Task directions: Across the entries below, count the lines in which the word "decreased" occurs. Reply with the count alone.
──────── Records
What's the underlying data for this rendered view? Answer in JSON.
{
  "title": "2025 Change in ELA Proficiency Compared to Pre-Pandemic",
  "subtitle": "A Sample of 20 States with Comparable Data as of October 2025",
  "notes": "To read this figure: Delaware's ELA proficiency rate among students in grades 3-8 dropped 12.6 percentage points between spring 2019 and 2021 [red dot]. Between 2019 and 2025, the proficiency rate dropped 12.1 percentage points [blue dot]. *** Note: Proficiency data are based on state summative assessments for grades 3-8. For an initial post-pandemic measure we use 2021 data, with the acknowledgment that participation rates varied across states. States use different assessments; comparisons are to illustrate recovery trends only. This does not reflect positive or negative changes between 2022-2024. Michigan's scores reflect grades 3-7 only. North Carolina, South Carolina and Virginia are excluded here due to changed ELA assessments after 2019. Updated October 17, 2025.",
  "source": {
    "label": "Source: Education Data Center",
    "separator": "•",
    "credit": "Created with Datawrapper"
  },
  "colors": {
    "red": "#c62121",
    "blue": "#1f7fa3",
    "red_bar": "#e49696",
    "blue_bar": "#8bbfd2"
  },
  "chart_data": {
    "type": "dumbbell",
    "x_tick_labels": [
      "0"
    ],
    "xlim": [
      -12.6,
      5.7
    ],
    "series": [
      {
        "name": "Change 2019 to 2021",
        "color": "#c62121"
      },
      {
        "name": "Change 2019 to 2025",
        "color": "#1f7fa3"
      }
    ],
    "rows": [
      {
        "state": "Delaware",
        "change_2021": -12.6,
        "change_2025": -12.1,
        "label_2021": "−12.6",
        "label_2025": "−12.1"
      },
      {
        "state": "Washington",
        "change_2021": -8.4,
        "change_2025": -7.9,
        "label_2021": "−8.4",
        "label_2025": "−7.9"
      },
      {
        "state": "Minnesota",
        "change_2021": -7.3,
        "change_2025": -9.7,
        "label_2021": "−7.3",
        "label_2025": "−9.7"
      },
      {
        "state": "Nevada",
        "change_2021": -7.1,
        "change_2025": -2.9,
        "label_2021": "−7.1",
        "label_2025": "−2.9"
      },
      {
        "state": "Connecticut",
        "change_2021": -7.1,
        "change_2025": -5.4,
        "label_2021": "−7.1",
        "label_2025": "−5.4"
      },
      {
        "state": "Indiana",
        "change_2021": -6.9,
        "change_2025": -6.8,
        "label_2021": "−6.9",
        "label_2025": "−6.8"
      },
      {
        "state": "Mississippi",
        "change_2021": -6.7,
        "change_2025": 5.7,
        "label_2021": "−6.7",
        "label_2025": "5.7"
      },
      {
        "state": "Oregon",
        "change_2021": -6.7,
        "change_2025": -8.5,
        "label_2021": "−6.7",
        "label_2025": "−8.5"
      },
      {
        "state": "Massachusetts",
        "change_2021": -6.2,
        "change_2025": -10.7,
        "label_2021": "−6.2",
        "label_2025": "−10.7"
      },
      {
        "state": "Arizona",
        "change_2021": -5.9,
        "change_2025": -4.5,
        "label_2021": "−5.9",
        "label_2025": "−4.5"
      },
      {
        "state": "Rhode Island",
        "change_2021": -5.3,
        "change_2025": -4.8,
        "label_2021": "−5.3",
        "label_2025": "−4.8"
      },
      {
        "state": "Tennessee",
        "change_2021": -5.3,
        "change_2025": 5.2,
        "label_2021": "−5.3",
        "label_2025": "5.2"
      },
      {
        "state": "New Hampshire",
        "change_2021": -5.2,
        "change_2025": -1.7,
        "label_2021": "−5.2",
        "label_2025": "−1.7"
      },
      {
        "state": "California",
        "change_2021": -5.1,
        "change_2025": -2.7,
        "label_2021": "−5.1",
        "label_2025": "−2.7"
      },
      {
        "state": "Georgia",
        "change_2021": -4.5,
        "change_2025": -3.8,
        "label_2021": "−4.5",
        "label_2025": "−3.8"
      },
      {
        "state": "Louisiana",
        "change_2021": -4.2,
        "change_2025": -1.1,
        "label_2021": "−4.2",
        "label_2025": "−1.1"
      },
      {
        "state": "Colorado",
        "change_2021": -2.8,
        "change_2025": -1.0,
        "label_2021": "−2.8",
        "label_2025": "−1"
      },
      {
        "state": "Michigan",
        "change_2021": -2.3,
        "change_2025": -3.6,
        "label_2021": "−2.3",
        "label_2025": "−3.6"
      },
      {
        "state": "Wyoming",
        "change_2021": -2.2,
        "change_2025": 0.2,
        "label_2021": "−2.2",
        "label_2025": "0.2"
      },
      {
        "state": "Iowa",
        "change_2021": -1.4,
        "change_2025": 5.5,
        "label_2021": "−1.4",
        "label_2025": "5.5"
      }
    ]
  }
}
────────────────
──────── Records
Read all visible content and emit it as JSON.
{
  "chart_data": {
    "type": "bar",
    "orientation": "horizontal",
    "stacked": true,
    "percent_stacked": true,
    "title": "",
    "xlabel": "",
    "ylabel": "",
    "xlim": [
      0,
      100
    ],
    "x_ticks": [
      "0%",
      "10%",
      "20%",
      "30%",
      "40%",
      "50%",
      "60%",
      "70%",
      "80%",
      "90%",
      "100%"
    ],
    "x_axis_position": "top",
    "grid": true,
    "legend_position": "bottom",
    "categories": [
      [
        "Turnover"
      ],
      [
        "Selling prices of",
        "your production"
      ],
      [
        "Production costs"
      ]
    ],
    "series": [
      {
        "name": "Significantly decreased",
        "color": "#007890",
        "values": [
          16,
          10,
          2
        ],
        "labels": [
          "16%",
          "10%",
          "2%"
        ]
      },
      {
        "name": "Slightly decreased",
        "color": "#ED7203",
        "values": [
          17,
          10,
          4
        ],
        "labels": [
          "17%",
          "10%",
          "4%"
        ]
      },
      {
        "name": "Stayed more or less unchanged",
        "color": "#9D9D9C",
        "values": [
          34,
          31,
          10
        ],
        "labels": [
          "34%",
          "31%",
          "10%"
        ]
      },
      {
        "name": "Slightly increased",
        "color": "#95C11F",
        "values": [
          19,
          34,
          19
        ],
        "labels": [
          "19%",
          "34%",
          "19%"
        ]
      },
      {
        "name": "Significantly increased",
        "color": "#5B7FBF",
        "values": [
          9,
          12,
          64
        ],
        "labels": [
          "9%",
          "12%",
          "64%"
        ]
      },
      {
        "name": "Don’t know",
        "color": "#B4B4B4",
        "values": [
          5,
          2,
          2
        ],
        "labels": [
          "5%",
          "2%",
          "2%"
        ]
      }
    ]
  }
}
────────────────
Response to this task: 2